[Collected data]
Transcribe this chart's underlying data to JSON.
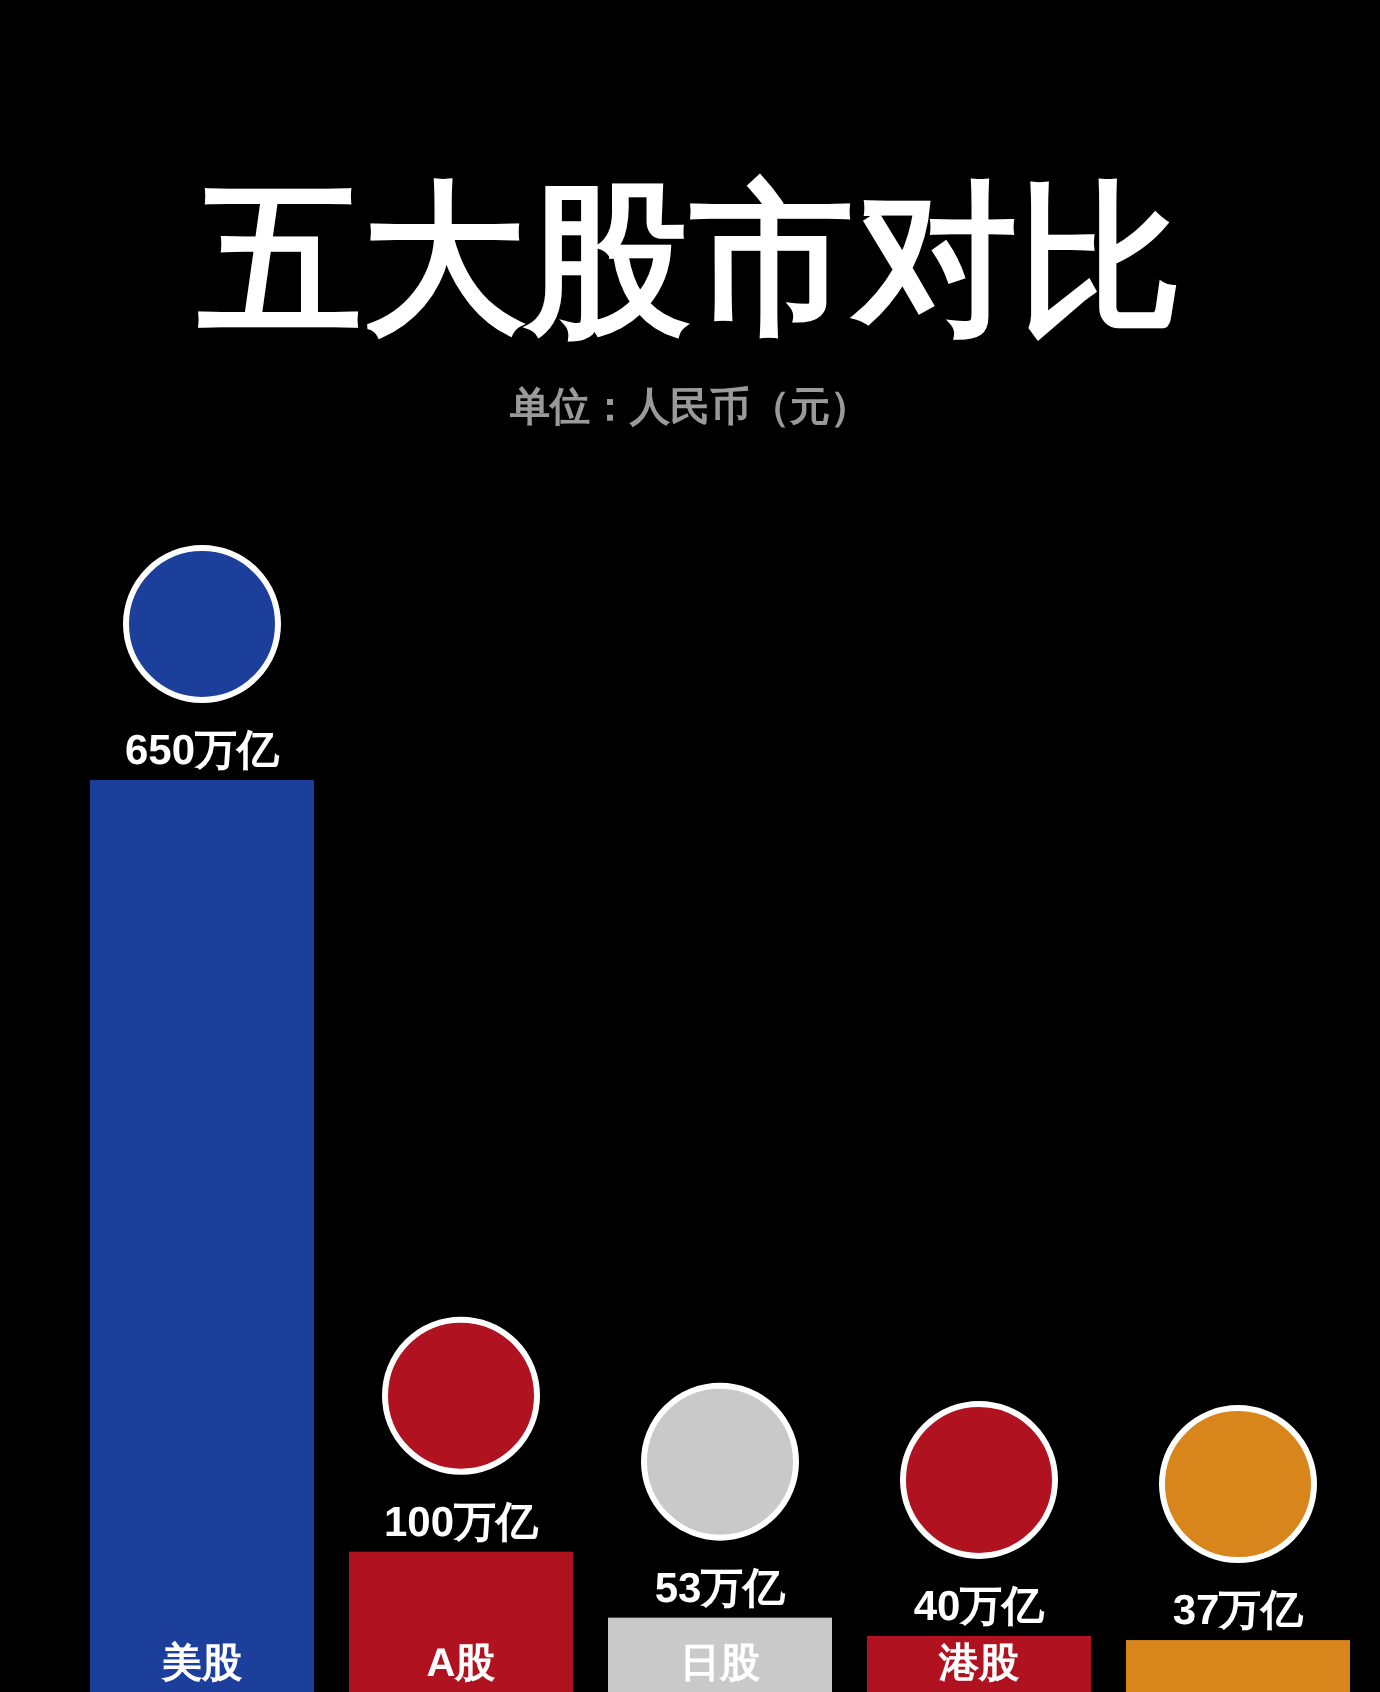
{
  "chart_data": {
    "type": "bar",
    "title": "五大股市对比",
    "subtitle": "单位：人民币（元）",
    "categories": [
      "美股",
      "A股",
      "日股",
      "港股",
      null
    ],
    "values": [
      650,
      100,
      53,
      40,
      37
    ],
    "value_labels": [
      "650万亿",
      "100万亿",
      "53万亿",
      "40万亿",
      "37万亿"
    ],
    "colors": [
      "#1d3f9c",
      "#b0121f",
      "#c9c9c9",
      "#b0121f",
      "#d8861c"
    ]
  }
}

-- Task objective --
Copy the listing over exactly, skipping the pictures it holds.

-- Written solution --
Transcribe this chart's underlying data to JSON.
{
  "chart_data": {
    "type": "bar",
    "title": "五大股市对比",
    "subtitle": "单位：人民币（元）",
    "categories": [
      "美股",
      "A股",
      "日股",
      "港股",
      null
    ],
    "values": [
      650,
      100,
      53,
      40,
      37
    ],
    "value_labels": [
      "650万亿",
      "100万亿",
      "53万亿",
      "40万亿",
      "37万亿"
    ],
    "colors": [
      "#1d3f9c",
      "#b0121f",
      "#c9c9c9",
      "#b0121f",
      "#d8861c"
    ]
  }
}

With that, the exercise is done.